→ PROBLEM DESCRIPTION: Lay out every line in the entries below as a Markdown table with the columns "Number" and "Text", numbering the rows in order and skipping any blank lines.

→ MATERIAL SUPPLIED:
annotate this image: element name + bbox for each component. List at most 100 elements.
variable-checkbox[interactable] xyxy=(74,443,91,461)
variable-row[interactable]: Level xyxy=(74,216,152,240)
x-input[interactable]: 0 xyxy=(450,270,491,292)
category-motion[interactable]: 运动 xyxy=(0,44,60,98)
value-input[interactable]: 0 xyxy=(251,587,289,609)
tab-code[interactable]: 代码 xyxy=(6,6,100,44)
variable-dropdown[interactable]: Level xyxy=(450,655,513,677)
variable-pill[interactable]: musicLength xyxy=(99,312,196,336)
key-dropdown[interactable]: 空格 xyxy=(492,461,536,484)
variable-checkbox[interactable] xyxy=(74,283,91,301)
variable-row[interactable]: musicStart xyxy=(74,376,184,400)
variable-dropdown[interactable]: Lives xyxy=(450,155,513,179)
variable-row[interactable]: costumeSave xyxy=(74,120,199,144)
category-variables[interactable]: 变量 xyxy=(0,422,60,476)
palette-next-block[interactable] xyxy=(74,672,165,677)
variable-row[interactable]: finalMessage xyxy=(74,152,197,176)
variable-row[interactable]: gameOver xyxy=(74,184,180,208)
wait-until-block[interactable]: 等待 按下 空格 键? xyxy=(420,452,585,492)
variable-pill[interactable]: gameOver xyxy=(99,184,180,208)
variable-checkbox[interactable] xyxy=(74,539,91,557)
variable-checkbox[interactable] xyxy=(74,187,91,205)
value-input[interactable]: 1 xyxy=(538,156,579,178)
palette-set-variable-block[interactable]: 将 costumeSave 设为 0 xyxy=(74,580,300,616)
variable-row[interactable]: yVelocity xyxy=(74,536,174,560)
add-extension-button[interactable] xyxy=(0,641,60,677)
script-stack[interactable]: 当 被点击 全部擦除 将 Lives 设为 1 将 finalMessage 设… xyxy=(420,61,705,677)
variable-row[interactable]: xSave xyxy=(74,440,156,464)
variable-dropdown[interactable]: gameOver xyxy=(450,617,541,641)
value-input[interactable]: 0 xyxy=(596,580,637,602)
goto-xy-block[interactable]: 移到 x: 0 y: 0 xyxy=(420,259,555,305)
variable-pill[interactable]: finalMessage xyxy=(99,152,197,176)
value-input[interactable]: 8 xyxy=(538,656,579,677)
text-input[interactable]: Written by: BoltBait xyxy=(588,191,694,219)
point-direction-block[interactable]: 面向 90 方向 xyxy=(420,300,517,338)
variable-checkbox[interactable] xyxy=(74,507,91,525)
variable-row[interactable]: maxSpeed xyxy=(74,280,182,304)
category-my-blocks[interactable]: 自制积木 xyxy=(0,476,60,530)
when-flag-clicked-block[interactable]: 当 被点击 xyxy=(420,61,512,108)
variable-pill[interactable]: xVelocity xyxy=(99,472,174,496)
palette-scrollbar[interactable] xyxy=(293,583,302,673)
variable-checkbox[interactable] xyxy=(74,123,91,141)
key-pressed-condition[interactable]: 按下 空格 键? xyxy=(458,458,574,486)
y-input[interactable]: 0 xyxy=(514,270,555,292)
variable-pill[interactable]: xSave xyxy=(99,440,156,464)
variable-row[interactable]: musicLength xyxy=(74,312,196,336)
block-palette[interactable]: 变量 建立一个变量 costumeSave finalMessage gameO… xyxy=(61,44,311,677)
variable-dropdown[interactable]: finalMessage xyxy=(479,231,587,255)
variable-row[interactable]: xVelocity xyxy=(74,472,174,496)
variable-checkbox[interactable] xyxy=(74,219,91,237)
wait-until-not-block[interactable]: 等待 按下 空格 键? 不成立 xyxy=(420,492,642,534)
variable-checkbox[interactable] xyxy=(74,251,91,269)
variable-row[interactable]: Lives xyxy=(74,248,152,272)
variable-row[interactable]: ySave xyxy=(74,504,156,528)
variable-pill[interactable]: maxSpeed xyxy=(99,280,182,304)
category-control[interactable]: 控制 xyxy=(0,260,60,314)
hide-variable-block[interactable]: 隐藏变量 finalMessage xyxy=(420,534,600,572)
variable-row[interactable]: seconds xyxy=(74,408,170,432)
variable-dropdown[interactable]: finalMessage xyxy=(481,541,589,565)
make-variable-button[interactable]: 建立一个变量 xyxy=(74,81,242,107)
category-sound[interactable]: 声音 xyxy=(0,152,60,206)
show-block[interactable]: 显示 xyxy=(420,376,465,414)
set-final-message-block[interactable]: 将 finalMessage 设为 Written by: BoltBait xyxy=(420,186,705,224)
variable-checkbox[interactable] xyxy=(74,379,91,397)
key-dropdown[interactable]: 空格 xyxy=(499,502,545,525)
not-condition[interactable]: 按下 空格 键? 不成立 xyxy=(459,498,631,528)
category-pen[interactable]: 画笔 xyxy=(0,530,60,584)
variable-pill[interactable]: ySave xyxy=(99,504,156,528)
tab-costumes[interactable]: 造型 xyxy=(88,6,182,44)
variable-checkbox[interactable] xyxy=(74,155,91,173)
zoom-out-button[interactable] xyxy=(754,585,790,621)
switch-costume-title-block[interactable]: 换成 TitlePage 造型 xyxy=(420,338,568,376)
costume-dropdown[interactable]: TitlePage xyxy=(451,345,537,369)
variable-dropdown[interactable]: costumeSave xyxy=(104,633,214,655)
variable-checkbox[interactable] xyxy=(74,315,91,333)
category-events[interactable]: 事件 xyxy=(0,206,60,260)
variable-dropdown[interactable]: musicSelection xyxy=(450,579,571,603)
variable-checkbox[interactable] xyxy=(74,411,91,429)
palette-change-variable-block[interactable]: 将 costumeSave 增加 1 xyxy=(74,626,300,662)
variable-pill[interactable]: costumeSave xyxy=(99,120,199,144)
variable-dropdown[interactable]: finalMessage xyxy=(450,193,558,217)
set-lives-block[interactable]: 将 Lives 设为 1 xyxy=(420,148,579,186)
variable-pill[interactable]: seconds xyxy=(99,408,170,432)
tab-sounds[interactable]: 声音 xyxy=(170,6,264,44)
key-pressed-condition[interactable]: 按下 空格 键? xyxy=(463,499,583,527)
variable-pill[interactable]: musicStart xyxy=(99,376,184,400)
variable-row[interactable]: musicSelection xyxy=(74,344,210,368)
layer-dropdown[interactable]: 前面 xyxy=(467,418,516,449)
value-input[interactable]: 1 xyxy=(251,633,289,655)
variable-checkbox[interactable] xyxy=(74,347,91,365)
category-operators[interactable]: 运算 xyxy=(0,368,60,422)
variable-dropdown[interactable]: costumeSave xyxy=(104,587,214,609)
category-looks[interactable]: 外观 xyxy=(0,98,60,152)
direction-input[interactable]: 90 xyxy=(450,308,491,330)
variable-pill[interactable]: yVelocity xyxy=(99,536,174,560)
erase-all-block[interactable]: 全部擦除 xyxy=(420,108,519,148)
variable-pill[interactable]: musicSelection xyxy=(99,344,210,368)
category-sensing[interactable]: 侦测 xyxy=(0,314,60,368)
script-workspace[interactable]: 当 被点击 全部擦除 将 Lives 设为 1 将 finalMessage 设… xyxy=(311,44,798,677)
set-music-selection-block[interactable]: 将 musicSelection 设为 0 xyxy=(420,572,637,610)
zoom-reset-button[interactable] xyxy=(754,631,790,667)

→ EXPECTED ANSWER:
| Number | Text |
|---|---|
| 1 | annotate this image: element name + bbox for each component. List at most 100 elements. |
| 2 | variable-checkbox[interactable] xyxy=(74,443,91,461) |
| 3 | variable-row[interactable]: Level xyxy=(74,216,152,240) |
| 4 | x-input[interactable]: 0 xyxy=(450,270,491,292) |
| 5 | category-motion[interactable]: 运动 xyxy=(0,44,60,98) |
| 6 | value-input[interactable]: 0 xyxy=(251,587,289,609) |
| 7 | tab-code[interactable]: 代码 xyxy=(6,6,100,44) |
| 8 | variable-dropdown[interactable]: Level xyxy=(450,655,513,677) |
| 9 | variable-pill[interactable]: musicLength xyxy=(99,312,196,336) |
| 10 | key-dropdown[interactable]: 空格 xyxy=(492,461,536,484) |
| 11 | variable-checkbox[interactable] xyxy=(74,283,91,301) |
| 12 | variable-row[interactable]: musicStart xyxy=(74,376,184,400) |
| 13 | variable-dropdown[interactable]: Lives xyxy=(450,155,513,179) |
| 14 | variable-row[interactable]: costumeSave xyxy=(74,120,199,144) |
| 15 | category-variables[interactable]: 变量 xyxy=(0,422,60,476) |
| 16 | palette-next-block[interactable] xyxy=(74,672,165,677) |
| 17 | variable-row[interactable]: finalMessage xyxy=(74,152,197,176) |
| 18 | variable-row[interactable]: gameOver xyxy=(74,184,180,208) |
| 19 | wait-until-block[interactable]: 等待 按下 空格 键? xyxy=(420,452,585,492) |
| 20 | variable-pill[interactable]: gameOver xyxy=(99,184,180,208) |
| 21 | variable-checkbox[interactable] xyxy=(74,539,91,557) |
| 22 | variable-checkbox[interactable] xyxy=(74,187,91,205) |
| 23 | value-input[interactable]: 1 xyxy=(538,156,579,178) |
| 24 | palette-set-variable-block[interactable]: 将 costumeSave 设为 0 xyxy=(74,580,300,616) |
| 25 | variable-row[interactable]: yVelocity xyxy=(74,536,174,560) |
| 26 | add-extension-button[interactable] xyxy=(0,641,60,677) |
| 27 | script-stack[interactable]: 当 被点击 全部擦除 将 Lives 设为 1 将 finalMessage 设… xyxy=(420,61,705,677) |
| 28 | variable-row[interactable]: xSave xyxy=(74,440,156,464) |
| 29 | variable-dropdown[interactable]: gameOver xyxy=(450,617,541,641) |
| 30 | value-input[interactable]: 0 xyxy=(596,580,637,602) |
| 31 | goto-xy-block[interactable]: 移到 x: 0 y: 0 xyxy=(420,259,555,305) |
| 32 | variable-pill[interactable]: finalMessage xyxy=(99,152,197,176) |
| 33 | value-input[interactable]: 8 xyxy=(538,656,579,677) |
| 34 | text-input[interactable]: Written by: BoltBait xyxy=(588,191,694,219) |
| 35 | point-direction-block[interactable]: 面向 90 方向 xyxy=(420,300,517,338) |
| 36 | variable-checkbox[interactable] xyxy=(74,507,91,525) |
| 37 | variable-row[interactable]: maxSpeed xyxy=(74,280,182,304) |
| 38 | category-my-blocks[interactable]: 自制积木 xyxy=(0,476,60,530) |
| 39 | when-flag-clicked-block[interactable]: 当 被点击 xyxy=(420,61,512,108) |
| 40 | variable-pill[interactable]: xVelocity xyxy=(99,472,174,496) |
| 41 | palette-scrollbar[interactable] xyxy=(293,583,302,673) |
| 42 | variable-checkbox[interactable] xyxy=(74,123,91,141) |
| 43 | key-pressed-condition[interactable]: 按下 空格 键? xyxy=(458,458,574,486) |
| 44 | y-input[interactable]: 0 xyxy=(514,270,555,292) |
| 45 | variable-pill[interactable]: xSave xyxy=(99,440,156,464) |
| 46 | variable-row[interactable]: musicLength xyxy=(74,312,196,336) |
| 47 | block-palette[interactable]: 变量 建立一个变量 costumeSave finalMessage gameO… xyxy=(61,44,311,677) |
| 48 | variable-dropdown[interactable]: finalMessage xyxy=(479,231,587,255) |
| 49 | variable-row[interactable]: xVelocity xyxy=(74,472,174,496) |
| 50 | variable-checkbox[interactable] xyxy=(74,219,91,237) |
| 51 | wait-until-not-block[interactable]: 等待 按下 空格 键? 不成立 xyxy=(420,492,642,534) |
| 52 | variable-checkbox[interactable] xyxy=(74,251,91,269) |
| 53 | variable-row[interactable]: Lives xyxy=(74,248,152,272) |
| 54 | variable-row[interactable]: ySave xyxy=(74,504,156,528) |
| 55 | variable-pill[interactable]: maxSpeed xyxy=(99,280,182,304) |
| 56 | category-control[interactable]: 控制 xyxy=(0,260,60,314) |
| 57 | hide-variable-block[interactable]: 隐藏变量 finalMessage xyxy=(420,534,600,572) |
| 58 | variable-row[interactable]: seconds xyxy=(74,408,170,432) |
| 59 | variable-dropdown[interactable]: finalMessage xyxy=(481,541,589,565) |
| 60 | make-variable-button[interactable]: 建立一个变量 xyxy=(74,81,242,107) |
| 61 | category-sound[interactable]: 声音 xyxy=(0,152,60,206) |
| 62 | show-block[interactable]: 显示 xyxy=(420,376,465,414) |
| 63 | set-final-message-block[interactable]: 将 finalMessage 设为 Written by: BoltBait xyxy=(420,186,705,224) |
| 64 | variable-checkbox[interactable] xyxy=(74,379,91,397) |
| 65 | key-dropdown[interactable]: 空格 xyxy=(499,502,545,525) |
| 66 | not-condition[interactable]: 按下 空格 键? 不成立 xyxy=(459,498,631,528) |
| 67 | category-pen[interactable]: 画笔 xyxy=(0,530,60,584) |
| 68 | variable-pill[interactable]: ySave xyxy=(99,504,156,528) |
| 69 | tab-costumes[interactable]: 造型 xyxy=(88,6,182,44) |
| 70 | variable-checkbox[interactable] xyxy=(74,155,91,173) |
| 71 | zoom-out-button[interactable] xyxy=(754,585,790,621) |
| 72 | switch-costume-title-block[interactable]: 换成 TitlePage 造型 xyxy=(420,338,568,376) |
| 73 | costume-dropdown[interactable]: TitlePage xyxy=(451,345,537,369) |
| 74 | variable-dropdown[interactable]: costumeSave xyxy=(104,633,214,655) |
| 75 | variable-checkbox[interactable] xyxy=(74,315,91,333) |
| 76 | category-events[interactable]: 事件 xyxy=(0,206,60,260) |
| 77 | variable-dropdown[interactable]: musicSelection xyxy=(450,579,571,603) |
| 78 | variable-checkbox[interactable] xyxy=(74,411,91,429) |
| 79 | palette-change-variable-block[interactable]: 将 costumeSave 增加 1 xyxy=(74,626,300,662) |
| 80 | variable-pill[interactable]: costumeSave xyxy=(99,120,199,144) |
| 81 | variable-dropdown[interactable]: finalMessage xyxy=(450,193,558,217) |
| 82 | set-lives-block[interactable]: 将 Lives 设为 1 xyxy=(420,148,579,186) |
| 83 | variable-pill[interactable]: seconds xyxy=(99,408,170,432) |
| 84 | tab-sounds[interactable]: 声音 xyxy=(170,6,264,44) |
| 85 | key-pressed-condition[interactable]: 按下 空格 键? xyxy=(463,499,583,527) |
| 86 | variable-pill[interactable]: musicStart xyxy=(99,376,184,400) |
| 87 | variable-row[interactable]: musicSelection xyxy=(74,344,210,368) |
| 88 | layer-dropdown[interactable]: 前面 xyxy=(467,418,516,449) |
| 89 | value-input[interactable]: 1 xyxy=(251,633,289,655) |
| 90 | variable-checkbox[interactable] xyxy=(74,347,91,365) |
| 91 | category-operators[interactable]: 运算 xyxy=(0,368,60,422) |
| 92 | variable-dropdown[interactable]: costumeSave xyxy=(104,587,214,609) |
| 93 | category-looks[interactable]: 外观 xyxy=(0,98,60,152) |
| 94 | direction-input[interactable]: 90 xyxy=(450,308,491,330) |
| 95 | variable-pill[interactable]: yVelocity xyxy=(99,536,174,560) |
| 96 | erase-all-block[interactable]: 全部擦除 xyxy=(420,108,519,148) |
| 97 | variable-pill[interactable]: musicSelection xyxy=(99,344,210,368) |
| 98 | category-sensing[interactable]: 侦测 xyxy=(0,314,60,368) |
| 99 | script-workspace[interactable]: 当 被点击 全部擦除 将 Lives 设为 1 将 finalMessage 设… xyxy=(311,44,798,677) |
| 100 | set-music-selection-block[interactable]: 将 musicSelection 设为 0 xyxy=(420,572,637,610) |
| 101 | zoom-reset-button[interactable] xyxy=(754,631,790,667) |